[start]

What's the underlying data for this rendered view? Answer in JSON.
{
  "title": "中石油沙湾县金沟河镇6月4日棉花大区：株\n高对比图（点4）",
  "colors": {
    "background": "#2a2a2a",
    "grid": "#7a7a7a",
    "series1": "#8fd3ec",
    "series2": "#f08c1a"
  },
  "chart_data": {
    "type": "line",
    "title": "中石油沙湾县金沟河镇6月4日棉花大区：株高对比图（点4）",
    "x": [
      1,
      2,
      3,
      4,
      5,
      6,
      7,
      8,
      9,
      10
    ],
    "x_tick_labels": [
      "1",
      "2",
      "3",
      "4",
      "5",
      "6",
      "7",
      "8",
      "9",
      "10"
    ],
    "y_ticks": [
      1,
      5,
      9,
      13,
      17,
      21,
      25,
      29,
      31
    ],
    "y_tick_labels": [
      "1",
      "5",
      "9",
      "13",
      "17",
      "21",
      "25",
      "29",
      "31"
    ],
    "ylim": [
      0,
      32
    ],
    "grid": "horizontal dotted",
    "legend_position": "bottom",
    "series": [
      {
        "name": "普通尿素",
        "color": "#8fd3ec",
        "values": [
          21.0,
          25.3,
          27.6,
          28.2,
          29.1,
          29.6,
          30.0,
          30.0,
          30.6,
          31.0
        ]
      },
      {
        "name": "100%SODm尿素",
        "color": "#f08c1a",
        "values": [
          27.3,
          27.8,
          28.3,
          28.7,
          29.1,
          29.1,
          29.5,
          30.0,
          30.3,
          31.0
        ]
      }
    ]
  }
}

[end]

_Exercise_.
Print out every entry, keeping each one exact.

_Response_.
What's the underlying data for this rendered view? Answer in JSON.
{
  "title": "中石油沙湾县金沟河镇6月4日棉花大区：株\n高对比图（点4）",
  "colors": {
    "background": "#2a2a2a",
    "grid": "#7a7a7a",
    "series1": "#8fd3ec",
    "series2": "#f08c1a"
  },
  "chart_data": {
    "type": "line",
    "title": "中石油沙湾县金沟河镇6月4日棉花大区：株高对比图（点4）",
    "x": [
      1,
      2,
      3,
      4,
      5,
      6,
      7,
      8,
      9,
      10
    ],
    "x_tick_labels": [
      "1",
      "2",
      "3",
      "4",
      "5",
      "6",
      "7",
      "8",
      "9",
      "10"
    ],
    "y_ticks": [
      1,
      5,
      9,
      13,
      17,
      21,
      25,
      29,
      31
    ],
    "y_tick_labels": [
      "1",
      "5",
      "9",
      "13",
      "17",
      "21",
      "25",
      "29",
      "31"
    ],
    "ylim": [
      0,
      32
    ],
    "grid": "horizontal dotted",
    "legend_position": "bottom",
    "series": [
      {
        "name": "普通尿素",
        "color": "#8fd3ec",
        "values": [
          21.0,
          25.3,
          27.6,
          28.2,
          29.1,
          29.6,
          30.0,
          30.0,
          30.6,
          31.0
        ]
      },
      {
        "name": "100%SODm尿素",
        "color": "#f08c1a",
        "values": [
          27.3,
          27.8,
          28.3,
          28.7,
          29.1,
          29.1,
          29.5,
          30.0,
          30.3,
          31.0
        ]
      }
    ]
  }
}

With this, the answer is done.